**EXTRACTED MATERIAL**
◇ ◇ ◇ ◇ ◇ ◇ ◇

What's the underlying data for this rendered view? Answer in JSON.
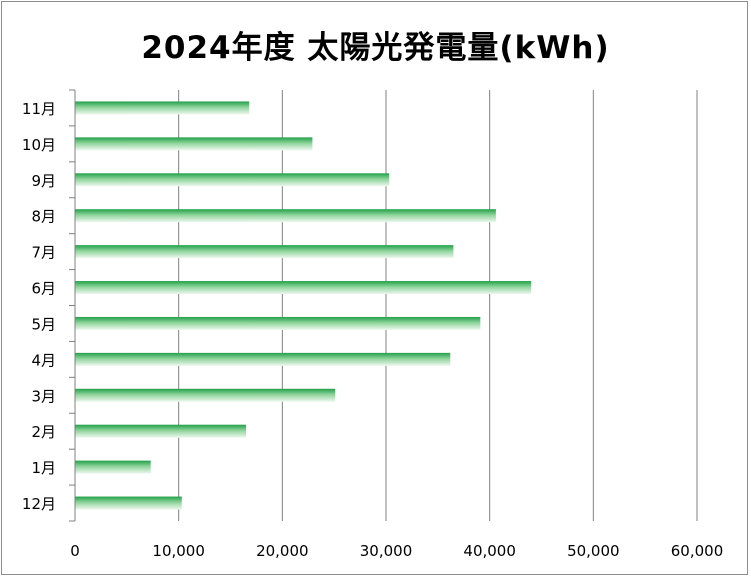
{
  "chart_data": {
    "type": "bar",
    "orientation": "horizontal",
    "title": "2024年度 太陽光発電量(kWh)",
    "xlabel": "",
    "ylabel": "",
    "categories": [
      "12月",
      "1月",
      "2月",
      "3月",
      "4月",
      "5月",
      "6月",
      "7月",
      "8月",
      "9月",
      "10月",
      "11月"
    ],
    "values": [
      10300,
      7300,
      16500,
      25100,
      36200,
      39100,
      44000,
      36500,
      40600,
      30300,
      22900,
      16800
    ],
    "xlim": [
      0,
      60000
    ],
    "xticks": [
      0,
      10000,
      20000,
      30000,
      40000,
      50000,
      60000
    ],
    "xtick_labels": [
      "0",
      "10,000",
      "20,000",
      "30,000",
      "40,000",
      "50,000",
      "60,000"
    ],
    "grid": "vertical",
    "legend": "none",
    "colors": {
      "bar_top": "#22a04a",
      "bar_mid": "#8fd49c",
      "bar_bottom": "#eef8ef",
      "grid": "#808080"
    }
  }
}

◇ ◇ ◇ ◇ ◇ ◇ ◇

**WORK REQUIRED**
Leave every image out, and retype the material exactly.

**SOLUTION TO THE PROBLEM**
What's the underlying data for this rendered view? Answer in JSON.
{
  "chart_data": {
    "type": "bar",
    "orientation": "horizontal",
    "title": "2024年度 太陽光発電量(kWh)",
    "xlabel": "",
    "ylabel": "",
    "categories": [
      "12月",
      "1月",
      "2月",
      "3月",
      "4月",
      "5月",
      "6月",
      "7月",
      "8月",
      "9月",
      "10月",
      "11月"
    ],
    "values": [
      10300,
      7300,
      16500,
      25100,
      36200,
      39100,
      44000,
      36500,
      40600,
      30300,
      22900,
      16800
    ],
    "xlim": [
      0,
      60000
    ],
    "xticks": [
      0,
      10000,
      20000,
      30000,
      40000,
      50000,
      60000
    ],
    "xtick_labels": [
      "0",
      "10,000",
      "20,000",
      "30,000",
      "40,000",
      "50,000",
      "60,000"
    ],
    "grid": "vertical",
    "legend": "none",
    "colors": {
      "bar_top": "#22a04a",
      "bar_mid": "#8fd49c",
      "bar_bottom": "#eef8ef",
      "grid": "#808080"
    }
  }
}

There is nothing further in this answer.